Stored records |
....
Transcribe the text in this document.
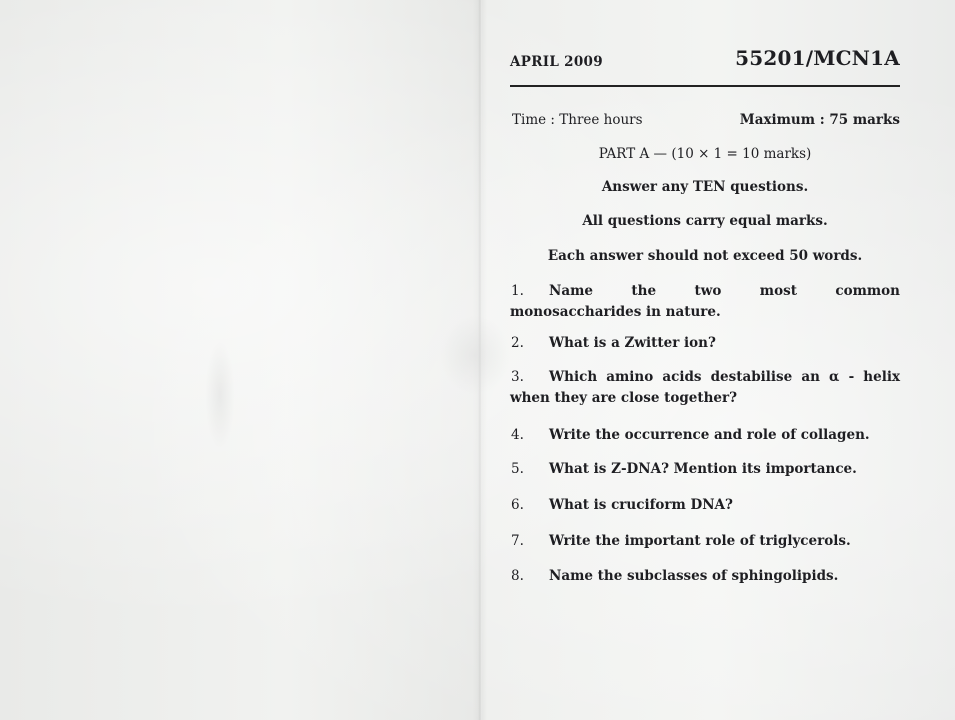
APRIL 2009	55201/MCN1A
Time : Three hours	Maximum : 75 marks
PART A — (10 × 1 = 10 marks)
Answer any TEN questions.
All questions carry equal marks.
Each answer should not exceed 50 words.
1. Name the two most common monosaccharides in nature.
2. What is a Zwitter ion?
3. Which amino acids destabilise an α - helix when they are close together?
4. Write the occurrence and role of collagen.
5. What is Z-DNA? Mention its importance.
6. What is cruciform DNA?
7. Write the important role of triglycerols.
8. Name the subclasses of sphingolipids.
....
TASK DETAILS | Copy out the whole listing exactly, and don't carry over any pictures.

EXPECTED OUTPUT |
Transcribe the text in this document.
APRIL 2009	55201/MCN1A
Time : Three hours	Maximum : 75 marks
PART A — (10 × 1 = 10 marks)
Answer any TEN questions.
All questions carry equal marks.
Each answer should not exceed 50 words.
1. Name the two most common monosaccharides in nature.
2. What is a Zwitter ion?
3. Which amino acids destabilise an α - helix when they are close together?
4. Write the occurrence and role of collagen.
5. What is Z-DNA? Mention its importance.
6. What is cruciform DNA?
7. Write the important role of triglycerols.
8. Name the subclasses of sphingolipids.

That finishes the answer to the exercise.